Reproduce the listing below exactly, minus its pictures.

**DATASET EXTRACT**
# # # #

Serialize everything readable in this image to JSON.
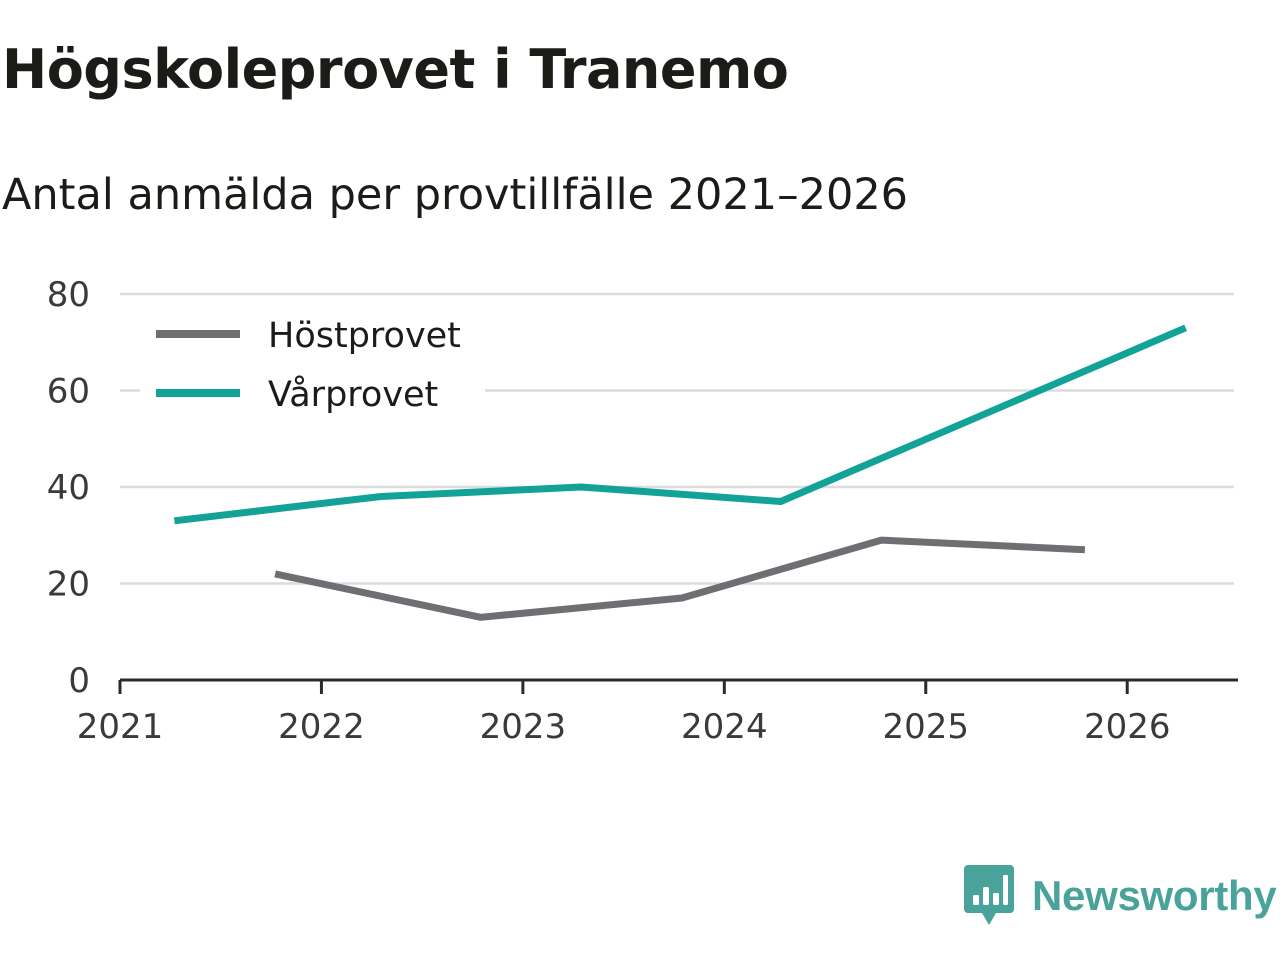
{
  "brand": {
    "name": "Newsworthy",
    "color": "#4aa39a",
    "icon": "bar-chart-speech-bubble-icon"
  },
  "chart_data": {
    "type": "line",
    "title": "Högskoleprovet i Tranemo",
    "subtitle": "Antal anmälda per provtillfälle 2021–2026",
    "xlabel": "",
    "ylabel": "",
    "xlim": [
      2021,
      2026.55
    ],
    "ylim": [
      0,
      80
    ],
    "x_ticks": [
      2021,
      2022,
      2023,
      2024,
      2025,
      2026
    ],
    "x_tick_labels": [
      "2021",
      "2022",
      "2023",
      "2024",
      "2025",
      "2026"
    ],
    "y_ticks": [
      0,
      20,
      40,
      60,
      80
    ],
    "y_tick_labels": [
      "0",
      "20",
      "40",
      "60",
      "80"
    ],
    "grid": true,
    "legend_position": "top-left",
    "series": [
      {
        "name": "Höstprovet",
        "color": "#6e6e73",
        "points": [
          {
            "x": 2021.77,
            "y": 22
          },
          {
            "x": 2022.79,
            "y": 13
          },
          {
            "x": 2023.79,
            "y": 17
          },
          {
            "x": 2024.78,
            "y": 29
          },
          {
            "x": 2025.79,
            "y": 27
          }
        ]
      },
      {
        "name": "Vårprovet",
        "color": "#12a298",
        "points": [
          {
            "x": 2021.27,
            "y": 33
          },
          {
            "x": 2022.29,
            "y": 38
          },
          {
            "x": 2023.29,
            "y": 40
          },
          {
            "x": 2024.28,
            "y": 37
          },
          {
            "x": 2026.29,
            "y": 73
          }
        ]
      }
    ]
  }
}
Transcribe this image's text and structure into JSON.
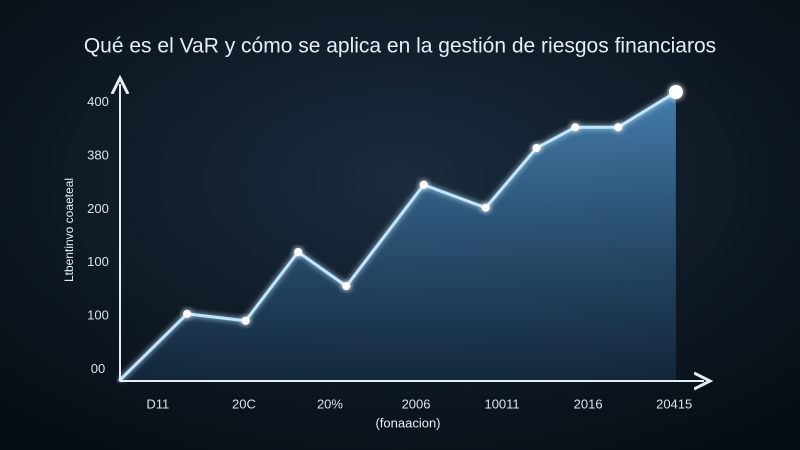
{
  "chart_data": {
    "type": "line",
    "title": "Qué es el VaR y cómo se aplica en la gestión de riesgos financiaros",
    "y_label": "Ltbentinvo coaeteal",
    "x_label": "(fonaacion)",
    "color": "#bfe6ff",
    "x": [
      -0.44,
      0.34,
      1.02,
      1.63,
      2.19,
      3.09,
      3.81,
      4.4,
      4.85,
      5.35,
      6.02
    ],
    "values": [
      -20,
      104,
      91,
      220,
      156,
      346,
      303,
      415,
      454,
      454,
      520
    ],
    "xlim": [
      -0.44,
      6.3
    ],
    "ylim": [
      -20,
      520
    ],
    "xticks": [
      {
        "value": 0,
        "label": "D11"
      },
      {
        "value": 1,
        "label": "20C"
      },
      {
        "value": 2,
        "label": "20%"
      },
      {
        "value": 3,
        "label": "2006"
      },
      {
        "value": 4,
        "label": "10011"
      },
      {
        "value": 5,
        "label": "2016"
      },
      {
        "value": 6,
        "label": "20415"
      }
    ],
    "yticks": [
      {
        "value": 0,
        "label": "00"
      },
      100,
      {
        "value": 200,
        "label": "100"
      },
      {
        "value": 300,
        "label": "200"
      },
      {
        "value": 400,
        "label": "380"
      },
      {
        "value": 500,
        "label": "400"
      }
    ]
  }
}
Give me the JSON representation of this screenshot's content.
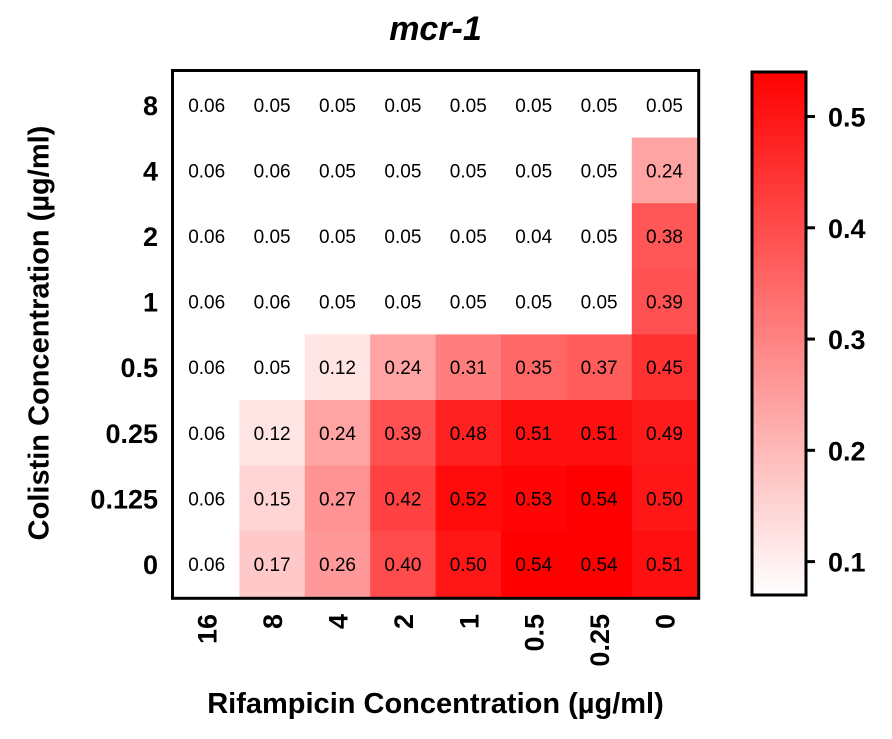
{
  "chart_data": {
    "type": "heatmap",
    "title": "mcr-1",
    "xlabel": "Rifampicin Concentration (µg/ml)",
    "ylabel": "Colistin Concentration (µg/ml)",
    "x_categories": [
      "16",
      "8",
      "4",
      "2",
      "1",
      "0.5",
      "0.25",
      "0"
    ],
    "y_categories": [
      "8",
      "4",
      "2",
      "1",
      "0.5",
      "0.25",
      "0.125",
      "0"
    ],
    "values": [
      [
        "0.06",
        "0.05",
        "0.05",
        "0.05",
        "0.05",
        "0.05",
        "0.05",
        "0.05"
      ],
      [
        "0.06",
        "0.06",
        "0.05",
        "0.05",
        "0.05",
        "0.05",
        "0.05",
        "0.24"
      ],
      [
        "0.06",
        "0.05",
        "0.05",
        "0.05",
        "0.05",
        "0.04",
        "0.05",
        "0.38"
      ],
      [
        "0.06",
        "0.06",
        "0.05",
        "0.05",
        "0.05",
        "0.05",
        "0.05",
        "0.39"
      ],
      [
        "0.06",
        "0.05",
        "0.12",
        "0.24",
        "0.31",
        "0.35",
        "0.37",
        "0.45"
      ],
      [
        "0.06",
        "0.12",
        "0.24",
        "0.39",
        "0.48",
        "0.51",
        "0.51",
        "0.49"
      ],
      [
        "0.06",
        "0.15",
        "0.27",
        "0.42",
        "0.52",
        "0.53",
        "0.54",
        "0.50"
      ],
      [
        "0.06",
        "0.17",
        "0.26",
        "0.40",
        "0.50",
        "0.54",
        "0.54",
        "0.51"
      ]
    ],
    "colorbar": {
      "min": 0.07,
      "max": 0.54,
      "ticks": [
        "0.1",
        "0.2",
        "0.3",
        "0.4",
        "0.5"
      ],
      "low_color": "#ffffff",
      "high_color": "#ff0000"
    }
  }
}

# # # #

**WRITTEN ANSWER**
Serialize everything readable in this image to JSON.
{
  "brand": {
    "name": "Newsworthy",
    "color": "#4aa39a",
    "icon": "bar-chart-speech-bubble-icon"
  },
  "chart_data": {
    "type": "line",
    "title": "Högskoleprovet i Tranemo",
    "subtitle": "Antal anmälda per provtillfälle 2021–2026",
    "xlabel": "",
    "ylabel": "",
    "xlim": [
      2021,
      2026.55
    ],
    "ylim": [
      0,
      80
    ],
    "x_ticks": [
      2021,
      2022,
      2023,
      2024,
      2025,
      2026
    ],
    "x_tick_labels": [
      "2021",
      "2022",
      "2023",
      "2024",
      "2025",
      "2026"
    ],
    "y_ticks": [
      0,
      20,
      40,
      60,
      80
    ],
    "y_tick_labels": [
      "0",
      "20",
      "40",
      "60",
      "80"
    ],
    "grid": true,
    "legend_position": "top-left",
    "series": [
      {
        "name": "Höstprovet",
        "color": "#6e6e73",
        "points": [
          {
            "x": 2021.77,
            "y": 22
          },
          {
            "x": 2022.79,
            "y": 13
          },
          {
            "x": 2023.79,
            "y": 17
          },
          {
            "x": 2024.78,
            "y": 29
          },
          {
            "x": 2025.79,
            "y": 27
          }
        ]
      },
      {
        "name": "Vårprovet",
        "color": "#12a298",
        "points": [
          {
            "x": 2021.27,
            "y": 33
          },
          {
            "x": 2022.29,
            "y": 38
          },
          {
            "x": 2023.29,
            "y": 40
          },
          {
            "x": 2024.28,
            "y": 37
          },
          {
            "x": 2026.29,
            "y": 73
          }
        ]
      }
    ]
  }
}
Transcribe this image's text and structure into JSON.
{
  "chart_data": {
    "type": "line",
    "title": "Qué es el VaR y cómo se aplica en la gestión de riesgos financiaros",
    "y_label": "Ltbentinvo coaeteal",
    "x_label": "(fonaacion)",
    "color": "#bfe6ff",
    "x": [
      -0.44,
      0.34,
      1.02,
      1.63,
      2.19,
      3.09,
      3.81,
      4.4,
      4.85,
      5.35,
      6.02
    ],
    "values": [
      -20,
      104,
      91,
      220,
      156,
      346,
      303,
      415,
      454,
      454,
      520
    ],
    "xlim": [
      -0.44,
      6.3
    ],
    "ylim": [
      -20,
      520
    ],
    "xticks": [
      {
        "value": 0,
        "label": "D11"
      },
      {
        "value": 1,
        "label": "20C"
      },
      {
        "value": 2,
        "label": "20%"
      },
      {
        "value": 3,
        "label": "2006"
      },
      {
        "value": 4,
        "label": "10011"
      },
      {
        "value": 5,
        "label": "2016"
      },
      {
        "value": 6,
        "label": "20415"
      }
    ],
    "yticks": [
      {
        "value": 0,
        "label": "00"
      },
      100,
      {
        "value": 200,
        "label": "100"
      },
      {
        "value": 300,
        "label": "200"
      },
      {
        "value": 400,
        "label": "380"
      },
      {
        "value": 500,
        "label": "400"
      }
    ]
  }
}
Give me the JSON representation of this screenshot's content.
{
  "chart_data": {
    "type": "heatmap",
    "title": "mcr-1",
    "xlabel": "Rifampicin Concentration (µg/ml)",
    "ylabel": "Colistin Concentration (µg/ml)",
    "x_categories": [
      "16",
      "8",
      "4",
      "2",
      "1",
      "0.5",
      "0.25",
      "0"
    ],
    "y_categories": [
      "8",
      "4",
      "2",
      "1",
      "0.5",
      "0.25",
      "0.125",
      "0"
    ],
    "values": [
      [
        "0.06",
        "0.05",
        "0.05",
        "0.05",
        "0.05",
        "0.05",
        "0.05",
        "0.05"
      ],
      [
        "0.06",
        "0.06",
        "0.05",
        "0.05",
        "0.05",
        "0.05",
        "0.05",
        "0.24"
      ],
      [
        "0.06",
        "0.05",
        "0.05",
        "0.05",
        "0.05",
        "0.04",
        "0.05",
        "0.38"
      ],
      [
        "0.06",
        "0.06",
        "0.05",
        "0.05",
        "0.05",
        "0.05",
        "0.05",
        "0.39"
      ],
      [
        "0.06",
        "0.05",
        "0.12",
        "0.24",
        "0.31",
        "0.35",
        "0.37",
        "0.45"
      ],
      [
        "0.06",
        "0.12",
        "0.24",
        "0.39",
        "0.48",
        "0.51",
        "0.51",
        "0.49"
      ],
      [
        "0.06",
        "0.15",
        "0.27",
        "0.42",
        "0.52",
        "0.53",
        "0.54",
        "0.50"
      ],
      [
        "0.06",
        "0.17",
        "0.26",
        "0.40",
        "0.50",
        "0.54",
        "0.54",
        "0.51"
      ]
    ],
    "colorbar": {
      "min": 0.07,
      "max": 0.54,
      "ticks": [
        "0.1",
        "0.2",
        "0.3",
        "0.4",
        "0.5"
      ],
      "low_color": "#ffffff",
      "high_color": "#ff0000"
    }
  }
}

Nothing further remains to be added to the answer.